▶ **Problem to solve**:
Take every line where the string "BTCUSDT" appears and copy it.

[Stored data]
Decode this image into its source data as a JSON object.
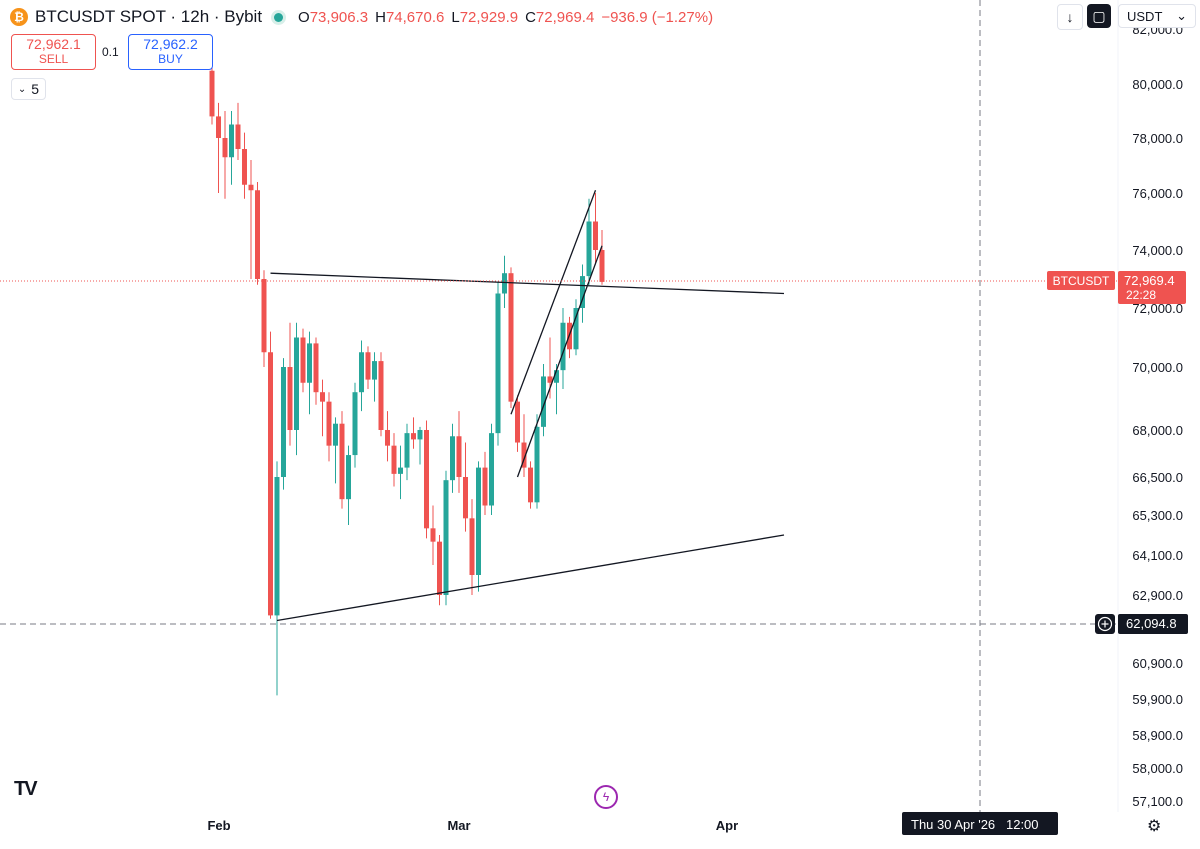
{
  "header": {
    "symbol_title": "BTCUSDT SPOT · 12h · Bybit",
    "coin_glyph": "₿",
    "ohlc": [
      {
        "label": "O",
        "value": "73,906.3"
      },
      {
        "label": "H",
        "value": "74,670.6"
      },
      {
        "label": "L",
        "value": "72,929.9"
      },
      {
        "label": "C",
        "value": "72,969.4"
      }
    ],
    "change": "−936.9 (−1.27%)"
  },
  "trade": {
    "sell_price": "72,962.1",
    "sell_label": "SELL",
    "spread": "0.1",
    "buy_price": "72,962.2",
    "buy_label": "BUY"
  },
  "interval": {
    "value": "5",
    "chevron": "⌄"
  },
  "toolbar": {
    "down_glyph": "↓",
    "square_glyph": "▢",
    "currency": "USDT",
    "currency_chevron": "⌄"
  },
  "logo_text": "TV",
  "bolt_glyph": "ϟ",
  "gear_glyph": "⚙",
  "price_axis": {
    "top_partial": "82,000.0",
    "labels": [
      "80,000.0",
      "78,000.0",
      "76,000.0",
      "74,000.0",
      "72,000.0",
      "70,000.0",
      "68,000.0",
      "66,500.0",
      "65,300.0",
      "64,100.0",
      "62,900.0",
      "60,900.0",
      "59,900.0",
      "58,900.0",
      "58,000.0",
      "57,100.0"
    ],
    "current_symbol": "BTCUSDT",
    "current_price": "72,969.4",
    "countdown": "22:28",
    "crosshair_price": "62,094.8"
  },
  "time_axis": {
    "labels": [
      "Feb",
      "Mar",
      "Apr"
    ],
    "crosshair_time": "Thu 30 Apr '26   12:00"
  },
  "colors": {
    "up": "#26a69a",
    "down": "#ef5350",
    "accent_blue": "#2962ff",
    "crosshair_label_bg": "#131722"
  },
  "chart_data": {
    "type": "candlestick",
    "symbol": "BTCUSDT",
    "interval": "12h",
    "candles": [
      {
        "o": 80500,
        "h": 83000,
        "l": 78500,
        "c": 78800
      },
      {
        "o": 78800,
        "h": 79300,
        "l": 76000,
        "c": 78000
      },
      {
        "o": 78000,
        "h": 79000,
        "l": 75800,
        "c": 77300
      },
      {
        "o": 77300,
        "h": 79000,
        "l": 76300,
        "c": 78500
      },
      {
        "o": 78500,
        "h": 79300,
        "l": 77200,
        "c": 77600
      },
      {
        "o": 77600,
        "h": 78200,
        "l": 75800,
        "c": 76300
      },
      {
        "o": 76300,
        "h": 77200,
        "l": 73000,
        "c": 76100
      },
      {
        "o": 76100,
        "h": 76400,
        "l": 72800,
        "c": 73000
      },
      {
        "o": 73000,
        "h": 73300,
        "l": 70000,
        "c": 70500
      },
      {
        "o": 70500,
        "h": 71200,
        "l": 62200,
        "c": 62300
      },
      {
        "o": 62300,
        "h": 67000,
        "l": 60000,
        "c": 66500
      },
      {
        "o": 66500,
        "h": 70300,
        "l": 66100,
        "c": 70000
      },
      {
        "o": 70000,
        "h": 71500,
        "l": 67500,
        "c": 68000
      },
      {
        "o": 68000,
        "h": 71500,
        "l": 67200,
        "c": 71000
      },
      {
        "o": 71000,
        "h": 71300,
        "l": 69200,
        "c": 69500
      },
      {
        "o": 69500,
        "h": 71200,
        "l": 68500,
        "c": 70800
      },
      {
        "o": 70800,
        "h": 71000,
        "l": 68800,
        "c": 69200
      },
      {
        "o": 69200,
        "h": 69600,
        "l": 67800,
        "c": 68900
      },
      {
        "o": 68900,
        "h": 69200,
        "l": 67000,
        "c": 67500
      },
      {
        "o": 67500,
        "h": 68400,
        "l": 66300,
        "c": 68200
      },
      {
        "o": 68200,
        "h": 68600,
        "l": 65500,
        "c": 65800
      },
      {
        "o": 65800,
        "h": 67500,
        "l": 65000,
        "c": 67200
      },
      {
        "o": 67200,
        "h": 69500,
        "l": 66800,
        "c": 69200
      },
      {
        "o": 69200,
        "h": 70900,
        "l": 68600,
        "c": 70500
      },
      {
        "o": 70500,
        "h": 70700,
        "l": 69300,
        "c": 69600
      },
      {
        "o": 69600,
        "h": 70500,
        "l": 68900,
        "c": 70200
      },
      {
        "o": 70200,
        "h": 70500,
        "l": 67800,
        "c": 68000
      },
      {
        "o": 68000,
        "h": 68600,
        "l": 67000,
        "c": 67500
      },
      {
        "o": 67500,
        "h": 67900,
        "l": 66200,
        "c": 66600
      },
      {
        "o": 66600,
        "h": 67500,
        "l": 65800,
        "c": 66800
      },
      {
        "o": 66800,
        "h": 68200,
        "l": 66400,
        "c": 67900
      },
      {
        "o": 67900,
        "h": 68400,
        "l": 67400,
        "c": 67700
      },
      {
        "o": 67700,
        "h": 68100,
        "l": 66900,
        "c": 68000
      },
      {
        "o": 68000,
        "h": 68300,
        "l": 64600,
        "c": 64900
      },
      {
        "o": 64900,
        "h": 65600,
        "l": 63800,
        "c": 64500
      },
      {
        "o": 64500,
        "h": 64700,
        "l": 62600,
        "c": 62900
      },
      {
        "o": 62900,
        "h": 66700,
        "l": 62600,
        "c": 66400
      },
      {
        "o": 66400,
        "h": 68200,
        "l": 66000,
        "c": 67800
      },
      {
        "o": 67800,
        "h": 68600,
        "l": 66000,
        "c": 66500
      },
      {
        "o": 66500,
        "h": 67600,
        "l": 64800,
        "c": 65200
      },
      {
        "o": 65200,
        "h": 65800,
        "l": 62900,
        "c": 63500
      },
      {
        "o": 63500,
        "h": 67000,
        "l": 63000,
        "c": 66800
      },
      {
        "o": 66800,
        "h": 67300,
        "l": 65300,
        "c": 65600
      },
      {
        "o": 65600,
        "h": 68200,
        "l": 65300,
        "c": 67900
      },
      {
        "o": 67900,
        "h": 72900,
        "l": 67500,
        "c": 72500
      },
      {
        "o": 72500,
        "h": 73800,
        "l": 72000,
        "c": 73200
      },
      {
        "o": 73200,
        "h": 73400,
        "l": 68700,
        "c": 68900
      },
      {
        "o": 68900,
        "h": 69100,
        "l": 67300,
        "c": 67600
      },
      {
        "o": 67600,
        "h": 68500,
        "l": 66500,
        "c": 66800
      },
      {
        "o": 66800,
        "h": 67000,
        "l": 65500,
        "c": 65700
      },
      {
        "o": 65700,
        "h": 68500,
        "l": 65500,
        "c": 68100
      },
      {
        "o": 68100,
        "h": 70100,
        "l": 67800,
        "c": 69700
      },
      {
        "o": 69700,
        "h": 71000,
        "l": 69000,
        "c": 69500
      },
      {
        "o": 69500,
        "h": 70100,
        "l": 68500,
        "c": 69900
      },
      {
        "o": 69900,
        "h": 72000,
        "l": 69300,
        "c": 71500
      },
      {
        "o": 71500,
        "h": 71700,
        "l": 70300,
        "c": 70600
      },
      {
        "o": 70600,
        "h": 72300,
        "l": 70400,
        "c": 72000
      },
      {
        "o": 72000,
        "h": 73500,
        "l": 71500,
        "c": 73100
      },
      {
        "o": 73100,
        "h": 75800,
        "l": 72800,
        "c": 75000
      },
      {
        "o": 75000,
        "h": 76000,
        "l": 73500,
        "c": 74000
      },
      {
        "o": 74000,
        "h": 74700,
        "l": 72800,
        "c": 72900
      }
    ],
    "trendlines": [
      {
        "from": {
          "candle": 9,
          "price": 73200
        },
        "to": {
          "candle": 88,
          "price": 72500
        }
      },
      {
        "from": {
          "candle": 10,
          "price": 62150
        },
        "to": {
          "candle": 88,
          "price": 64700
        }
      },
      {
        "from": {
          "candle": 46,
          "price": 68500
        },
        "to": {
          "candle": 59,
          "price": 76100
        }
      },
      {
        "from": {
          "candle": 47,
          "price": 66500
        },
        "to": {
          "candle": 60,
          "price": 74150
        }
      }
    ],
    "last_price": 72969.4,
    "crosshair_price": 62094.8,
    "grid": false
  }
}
...
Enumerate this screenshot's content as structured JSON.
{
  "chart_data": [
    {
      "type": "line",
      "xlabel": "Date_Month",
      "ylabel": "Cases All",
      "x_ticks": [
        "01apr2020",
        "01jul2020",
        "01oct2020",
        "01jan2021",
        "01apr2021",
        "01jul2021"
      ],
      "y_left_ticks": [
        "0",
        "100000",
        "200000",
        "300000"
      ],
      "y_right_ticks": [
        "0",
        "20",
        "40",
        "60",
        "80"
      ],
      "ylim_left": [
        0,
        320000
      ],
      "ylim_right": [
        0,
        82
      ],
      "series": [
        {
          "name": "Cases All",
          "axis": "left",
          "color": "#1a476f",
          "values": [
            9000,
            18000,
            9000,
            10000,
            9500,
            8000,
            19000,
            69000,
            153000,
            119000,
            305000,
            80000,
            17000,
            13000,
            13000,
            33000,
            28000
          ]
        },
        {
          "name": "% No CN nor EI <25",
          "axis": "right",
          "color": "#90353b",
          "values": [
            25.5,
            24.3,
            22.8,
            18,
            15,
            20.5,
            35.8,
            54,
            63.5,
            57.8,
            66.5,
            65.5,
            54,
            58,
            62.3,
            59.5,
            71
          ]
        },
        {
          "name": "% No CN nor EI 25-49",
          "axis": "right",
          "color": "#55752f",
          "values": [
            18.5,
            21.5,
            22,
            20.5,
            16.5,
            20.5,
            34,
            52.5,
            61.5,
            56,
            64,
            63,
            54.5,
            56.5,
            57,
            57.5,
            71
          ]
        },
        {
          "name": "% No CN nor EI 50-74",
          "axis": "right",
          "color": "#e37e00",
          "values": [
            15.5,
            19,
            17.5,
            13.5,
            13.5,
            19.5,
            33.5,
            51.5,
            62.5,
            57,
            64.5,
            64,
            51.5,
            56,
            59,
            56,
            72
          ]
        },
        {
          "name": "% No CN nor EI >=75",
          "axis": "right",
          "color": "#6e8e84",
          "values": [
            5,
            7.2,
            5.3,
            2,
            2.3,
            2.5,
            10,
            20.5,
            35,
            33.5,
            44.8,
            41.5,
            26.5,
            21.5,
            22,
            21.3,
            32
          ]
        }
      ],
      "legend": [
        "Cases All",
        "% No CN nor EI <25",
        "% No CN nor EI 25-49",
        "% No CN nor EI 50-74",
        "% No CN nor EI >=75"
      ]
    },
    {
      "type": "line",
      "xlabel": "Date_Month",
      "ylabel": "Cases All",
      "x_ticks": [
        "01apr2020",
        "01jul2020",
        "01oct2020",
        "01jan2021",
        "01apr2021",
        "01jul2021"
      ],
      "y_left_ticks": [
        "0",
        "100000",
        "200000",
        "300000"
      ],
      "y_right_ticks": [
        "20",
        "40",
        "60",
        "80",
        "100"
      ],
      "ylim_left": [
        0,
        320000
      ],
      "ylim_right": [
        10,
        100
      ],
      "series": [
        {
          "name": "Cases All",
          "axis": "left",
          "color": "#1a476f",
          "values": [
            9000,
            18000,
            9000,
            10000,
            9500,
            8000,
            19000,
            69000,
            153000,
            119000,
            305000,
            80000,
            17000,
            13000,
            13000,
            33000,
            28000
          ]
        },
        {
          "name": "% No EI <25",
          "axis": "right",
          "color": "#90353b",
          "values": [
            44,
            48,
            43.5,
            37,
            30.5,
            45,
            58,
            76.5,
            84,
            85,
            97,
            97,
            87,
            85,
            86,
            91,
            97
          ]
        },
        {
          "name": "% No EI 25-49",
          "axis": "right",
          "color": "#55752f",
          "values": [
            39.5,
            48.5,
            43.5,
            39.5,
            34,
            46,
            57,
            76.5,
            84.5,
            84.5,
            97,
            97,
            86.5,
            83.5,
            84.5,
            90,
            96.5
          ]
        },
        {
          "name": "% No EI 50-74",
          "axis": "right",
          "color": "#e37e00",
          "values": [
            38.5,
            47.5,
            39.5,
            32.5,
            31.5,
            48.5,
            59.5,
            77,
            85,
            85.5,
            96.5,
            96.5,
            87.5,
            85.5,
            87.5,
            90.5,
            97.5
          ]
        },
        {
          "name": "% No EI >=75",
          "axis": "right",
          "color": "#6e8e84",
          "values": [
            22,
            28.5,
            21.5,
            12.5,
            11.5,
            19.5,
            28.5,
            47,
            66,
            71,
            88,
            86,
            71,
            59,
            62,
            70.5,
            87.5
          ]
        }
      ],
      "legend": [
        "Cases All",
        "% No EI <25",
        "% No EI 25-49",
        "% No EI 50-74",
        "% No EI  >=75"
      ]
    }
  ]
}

▶ **Full response**:
    "symbol_title": "BTCUSDT SPOT · 12h · Bybit",
    "current_symbol": "BTCUSDT",
    "symbol": "BTCUSDT",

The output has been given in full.